## [What the task asks]
Please give the entries again in full and exactly, without any picture.

Data entries
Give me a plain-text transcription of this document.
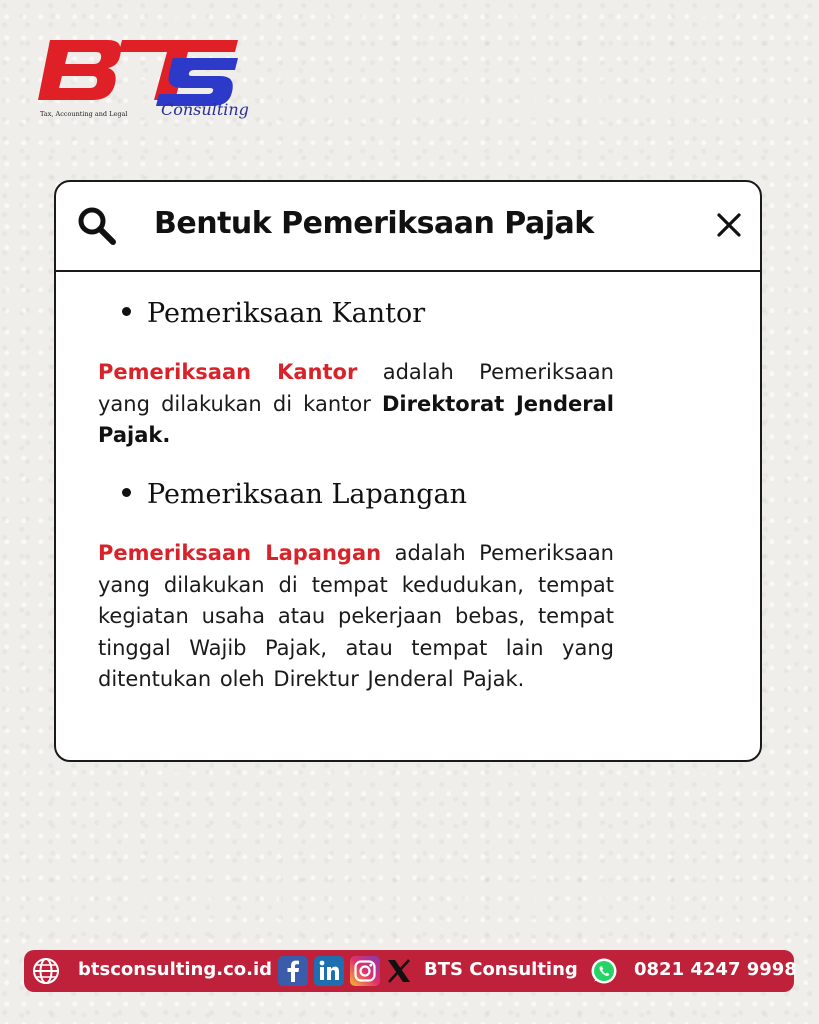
Tax, Accounting and Legal Consulting
Bentuk Pemeriksaan Pajak
Pemeriksaan Kantor
Pemeriksaan Kantor adalah Pemeriksaan yang dilakukan di kantor Direktorat Jenderal Pajak.
Pemeriksaan Lapangan
Pemeriksaan Lapangan adalah Pemeriksaan yang dilakukan di tempat kedudukan, tempat kegiatan usaha atau pekerjaan bebas, tempat tinggal Wajib Pajak, atau tempat lain yang ditentukan oleh Direktur Jenderal Pajak.
btsconsulting.co.id	BTS Consulting	0821 4247 9998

## [Exercise solution]
Give me a plain-text transcription of this document.
Tax, Accounting and Legal Consulting
Bentuk Pemeriksaan Pajak
Pemeriksaan Kantor
Pemeriksaan Kantor adalah Pemeriksaan yang dilakukan di kantor Direktorat Jenderal Pajak.
Pemeriksaan Lapangan
Pemeriksaan Lapangan adalah Pemeriksaan yang dilakukan di tempat kedudukan, tempat kegiatan usaha atau pekerjaan bebas, tempat tinggal Wajib Pajak, atau tempat lain yang ditentukan oleh Direktur Jenderal Pajak.
btsconsulting.co.id	BTS Consulting	0821 4247 9998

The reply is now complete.